_Stored data:_

══════

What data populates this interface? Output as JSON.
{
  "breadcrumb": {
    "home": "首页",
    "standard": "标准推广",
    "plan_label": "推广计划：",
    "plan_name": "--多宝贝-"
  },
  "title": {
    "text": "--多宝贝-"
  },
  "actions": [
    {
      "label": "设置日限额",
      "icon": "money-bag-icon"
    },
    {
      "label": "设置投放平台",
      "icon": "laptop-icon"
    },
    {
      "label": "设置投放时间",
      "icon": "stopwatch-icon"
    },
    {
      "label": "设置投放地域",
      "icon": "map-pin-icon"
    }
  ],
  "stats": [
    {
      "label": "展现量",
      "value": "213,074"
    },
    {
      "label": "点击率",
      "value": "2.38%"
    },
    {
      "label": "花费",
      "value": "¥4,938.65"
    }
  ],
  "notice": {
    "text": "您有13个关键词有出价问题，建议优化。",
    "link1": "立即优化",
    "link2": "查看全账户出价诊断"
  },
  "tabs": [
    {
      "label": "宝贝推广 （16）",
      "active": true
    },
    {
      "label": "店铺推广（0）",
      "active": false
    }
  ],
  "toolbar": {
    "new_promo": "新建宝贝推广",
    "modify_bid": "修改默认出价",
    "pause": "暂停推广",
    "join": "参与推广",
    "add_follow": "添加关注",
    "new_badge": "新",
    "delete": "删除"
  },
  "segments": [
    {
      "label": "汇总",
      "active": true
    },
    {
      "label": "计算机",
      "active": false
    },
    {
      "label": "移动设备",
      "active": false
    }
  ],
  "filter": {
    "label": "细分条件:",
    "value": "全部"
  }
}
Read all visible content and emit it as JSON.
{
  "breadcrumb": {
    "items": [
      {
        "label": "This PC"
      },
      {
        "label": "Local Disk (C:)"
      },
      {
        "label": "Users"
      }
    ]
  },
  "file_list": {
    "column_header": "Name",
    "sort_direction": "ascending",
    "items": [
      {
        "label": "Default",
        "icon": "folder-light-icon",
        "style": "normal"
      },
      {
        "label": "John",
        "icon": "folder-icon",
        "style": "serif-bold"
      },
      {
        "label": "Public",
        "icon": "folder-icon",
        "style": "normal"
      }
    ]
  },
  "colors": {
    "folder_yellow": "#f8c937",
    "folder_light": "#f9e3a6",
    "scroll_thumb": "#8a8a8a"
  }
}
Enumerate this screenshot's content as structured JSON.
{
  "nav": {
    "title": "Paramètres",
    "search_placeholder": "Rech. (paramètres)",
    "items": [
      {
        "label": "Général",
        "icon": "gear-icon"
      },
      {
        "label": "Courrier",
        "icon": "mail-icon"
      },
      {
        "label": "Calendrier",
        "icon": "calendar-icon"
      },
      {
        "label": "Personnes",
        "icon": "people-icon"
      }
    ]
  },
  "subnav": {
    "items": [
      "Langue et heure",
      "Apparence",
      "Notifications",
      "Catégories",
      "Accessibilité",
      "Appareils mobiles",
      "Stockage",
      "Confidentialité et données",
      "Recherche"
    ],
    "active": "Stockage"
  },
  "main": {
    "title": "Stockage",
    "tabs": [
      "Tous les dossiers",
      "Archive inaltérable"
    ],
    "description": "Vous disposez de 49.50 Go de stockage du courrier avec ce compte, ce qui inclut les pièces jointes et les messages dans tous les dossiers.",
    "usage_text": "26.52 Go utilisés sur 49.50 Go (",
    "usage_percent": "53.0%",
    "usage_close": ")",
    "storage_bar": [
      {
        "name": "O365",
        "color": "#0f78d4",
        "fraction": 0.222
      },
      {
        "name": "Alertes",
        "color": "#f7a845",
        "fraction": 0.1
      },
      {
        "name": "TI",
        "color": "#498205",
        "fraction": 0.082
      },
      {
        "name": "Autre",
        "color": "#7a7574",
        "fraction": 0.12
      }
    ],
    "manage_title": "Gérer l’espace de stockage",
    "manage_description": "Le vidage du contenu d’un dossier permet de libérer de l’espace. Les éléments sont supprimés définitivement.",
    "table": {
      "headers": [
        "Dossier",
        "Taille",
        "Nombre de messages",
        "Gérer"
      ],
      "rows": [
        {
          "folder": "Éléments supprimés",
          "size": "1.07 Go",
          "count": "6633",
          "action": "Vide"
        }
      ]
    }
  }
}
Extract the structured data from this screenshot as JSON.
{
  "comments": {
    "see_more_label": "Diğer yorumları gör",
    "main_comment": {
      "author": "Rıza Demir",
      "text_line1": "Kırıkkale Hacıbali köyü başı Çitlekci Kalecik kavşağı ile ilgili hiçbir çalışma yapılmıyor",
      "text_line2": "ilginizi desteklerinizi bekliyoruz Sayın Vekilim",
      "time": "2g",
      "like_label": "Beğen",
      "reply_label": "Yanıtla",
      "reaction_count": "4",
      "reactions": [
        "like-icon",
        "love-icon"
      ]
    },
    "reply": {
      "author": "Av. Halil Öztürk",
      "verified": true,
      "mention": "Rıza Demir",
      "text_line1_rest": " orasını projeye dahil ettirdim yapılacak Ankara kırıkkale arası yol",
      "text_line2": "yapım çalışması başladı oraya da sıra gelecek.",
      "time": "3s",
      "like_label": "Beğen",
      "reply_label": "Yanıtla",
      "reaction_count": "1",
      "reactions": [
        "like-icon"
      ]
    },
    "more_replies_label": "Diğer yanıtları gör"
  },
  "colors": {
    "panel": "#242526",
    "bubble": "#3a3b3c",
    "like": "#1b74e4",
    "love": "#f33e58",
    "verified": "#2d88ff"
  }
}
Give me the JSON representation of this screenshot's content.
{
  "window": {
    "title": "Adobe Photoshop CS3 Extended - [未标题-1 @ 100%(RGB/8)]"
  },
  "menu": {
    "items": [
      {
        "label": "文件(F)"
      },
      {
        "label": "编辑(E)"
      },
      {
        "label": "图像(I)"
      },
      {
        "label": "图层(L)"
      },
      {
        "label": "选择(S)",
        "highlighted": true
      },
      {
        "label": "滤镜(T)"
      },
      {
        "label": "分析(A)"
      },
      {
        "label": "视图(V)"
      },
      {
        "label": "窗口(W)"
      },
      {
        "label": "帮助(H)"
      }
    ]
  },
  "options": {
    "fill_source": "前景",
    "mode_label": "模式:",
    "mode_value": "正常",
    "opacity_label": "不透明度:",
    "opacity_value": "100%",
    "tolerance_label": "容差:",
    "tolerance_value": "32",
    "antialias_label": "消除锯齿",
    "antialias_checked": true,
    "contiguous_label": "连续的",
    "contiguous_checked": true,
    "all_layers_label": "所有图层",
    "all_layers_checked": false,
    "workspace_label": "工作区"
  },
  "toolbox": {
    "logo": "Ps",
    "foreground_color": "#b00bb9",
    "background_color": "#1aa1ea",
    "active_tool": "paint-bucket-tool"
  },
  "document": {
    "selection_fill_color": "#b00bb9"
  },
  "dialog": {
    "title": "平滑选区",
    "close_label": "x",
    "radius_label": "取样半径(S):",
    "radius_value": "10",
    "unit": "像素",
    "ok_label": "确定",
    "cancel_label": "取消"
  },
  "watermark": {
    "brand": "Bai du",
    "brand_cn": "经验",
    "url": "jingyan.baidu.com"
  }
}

══════

_Exercise goal:_ Each line with the string "Rıza" in it needs to be found and copied.

_Written response:_
      "author": "Rıza Demir",
      "mention": "Rıza Demir",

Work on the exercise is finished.